=== Material for the task ===

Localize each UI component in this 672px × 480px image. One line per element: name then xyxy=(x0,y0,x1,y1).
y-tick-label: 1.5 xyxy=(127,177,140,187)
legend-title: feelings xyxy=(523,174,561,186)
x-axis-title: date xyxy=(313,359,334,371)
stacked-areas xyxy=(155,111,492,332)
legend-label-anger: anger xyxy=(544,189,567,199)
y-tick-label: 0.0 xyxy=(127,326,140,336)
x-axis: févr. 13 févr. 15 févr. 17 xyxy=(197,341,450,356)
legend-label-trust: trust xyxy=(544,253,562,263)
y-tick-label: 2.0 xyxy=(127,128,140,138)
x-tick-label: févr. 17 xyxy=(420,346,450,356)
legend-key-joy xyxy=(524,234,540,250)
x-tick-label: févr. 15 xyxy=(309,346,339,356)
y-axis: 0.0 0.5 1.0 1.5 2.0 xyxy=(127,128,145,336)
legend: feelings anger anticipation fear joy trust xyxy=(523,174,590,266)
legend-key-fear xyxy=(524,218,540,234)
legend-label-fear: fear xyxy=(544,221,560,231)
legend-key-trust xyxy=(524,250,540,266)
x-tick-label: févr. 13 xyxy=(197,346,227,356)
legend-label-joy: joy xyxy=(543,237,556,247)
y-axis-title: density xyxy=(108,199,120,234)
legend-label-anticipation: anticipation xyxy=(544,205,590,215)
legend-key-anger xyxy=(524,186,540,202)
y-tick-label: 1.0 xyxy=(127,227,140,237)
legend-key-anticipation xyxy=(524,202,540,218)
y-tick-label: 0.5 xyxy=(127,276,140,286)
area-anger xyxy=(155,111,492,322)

===

Exercise directions:
Repeat the lines of the records from the very first line through the line containing "y-tick-label: 0.0 xyxy=(127,326,140,336)", character for character, and include nothing after that line.

Solution:
Localize each UI component in this 672px × 480px image. One line per element: name then xyxy=(x0,y0,x1,y1).
y-tick-label: 1.5 xyxy=(127,177,140,187)
legend-title: feelings xyxy=(523,174,561,186)
x-axis-title: date xyxy=(313,359,334,371)
stacked-areas xyxy=(155,111,492,332)
legend-label-anger: anger xyxy=(544,189,567,199)
y-tick-label: 0.0 xyxy=(127,326,140,336)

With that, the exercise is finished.